- **SET PROBLEM**: Take every line where the string "color" appears and copy it.

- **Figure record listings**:
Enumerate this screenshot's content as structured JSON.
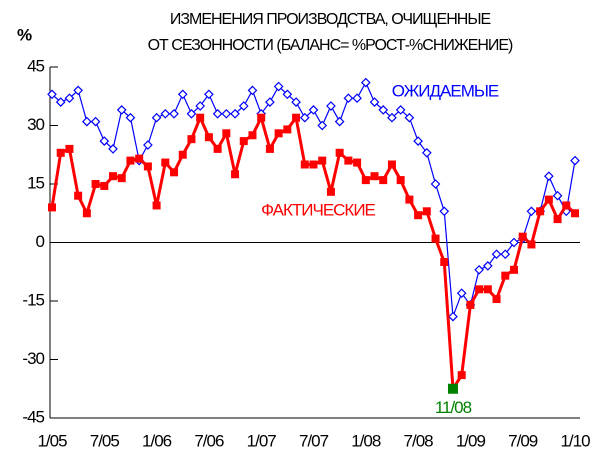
{
  "chart_data": {
    "type": "line",
    "title": "ИЗМЕНЕНИЯ ПРОИЗВОДСТВА, ОЧИЩЕННЫЕ",
    "subtitle": "ОТ СЕЗОННОСТИ (БАЛАНС= %РОСТ-%СНИЖЕНИЕ)",
    "y_label": "%",
    "categories": [
      "1/05",
      null,
      null,
      null,
      null,
      null,
      "7/05",
      null,
      null,
      null,
      null,
      null,
      "1/06",
      null,
      null,
      null,
      null,
      null,
      "7/06",
      null,
      null,
      null,
      null,
      null,
      "1/07",
      null,
      null,
      null,
      null,
      null,
      "7/07",
      null,
      null,
      null,
      null,
      null,
      "1/08",
      null,
      null,
      null,
      null,
      null,
      "7/08",
      null,
      null,
      null,
      null,
      null,
      "1/09",
      null,
      null,
      null,
      null,
      null,
      "7/09",
      null,
      null,
      null,
      null,
      null,
      "1/10"
    ],
    "series": [
      {
        "name": "ОЖИДАЕМЫЕ",
        "color": "#0000ff",
        "marker": "diamond",
        "values": [
          38,
          36,
          37,
          39,
          31,
          31,
          26,
          24,
          34,
          32,
          21,
          25,
          32,
          33,
          33,
          38,
          33,
          35,
          38,
          33,
          33,
          33,
          35,
          39,
          33,
          36,
          40,
          38,
          36,
          32,
          34,
          30,
          35,
          31,
          37,
          37,
          41,
          36,
          34,
          32,
          34,
          32,
          26,
          23,
          15,
          8,
          -19,
          -13,
          -16,
          -7,
          -6,
          -3,
          -3,
          0,
          1,
          8,
          8,
          17,
          12,
          8,
          21
        ]
      },
      {
        "name": "ФАКТИЧЕСКИЕ",
        "color": "#ff0000",
        "marker": "square",
        "values": [
          9,
          23,
          24,
          12,
          7.5,
          15,
          14.5,
          17,
          16.5,
          21,
          21.5,
          19.5,
          9.5,
          20.5,
          18,
          22.5,
          26.5,
          32,
          27,
          24,
          28,
          17.5,
          26,
          27.5,
          32,
          24,
          28,
          29,
          32,
          20,
          20,
          21,
          13,
          23,
          21,
          20.5,
          16,
          17,
          16,
          20,
          16,
          11,
          7,
          8,
          1,
          -5,
          -37.5,
          -34,
          -16,
          -12,
          -12,
          -14.5,
          -8.5,
          -7,
          1.5,
          -0.5,
          8,
          11,
          6,
          9.5,
          7.5
        ]
      }
    ],
    "annotations": [
      {
        "text": "11/08",
        "color": "#008000"
      }
    ],
    "ylim": [
      -45,
      45
    ],
    "yticks": [
      -45,
      -30,
      -15,
      0,
      15,
      30,
      45
    ]
  }
}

- **RESPONSE**:
        "color": "#0000ff",
        "color": "#ff0000",
        "color": "#008000"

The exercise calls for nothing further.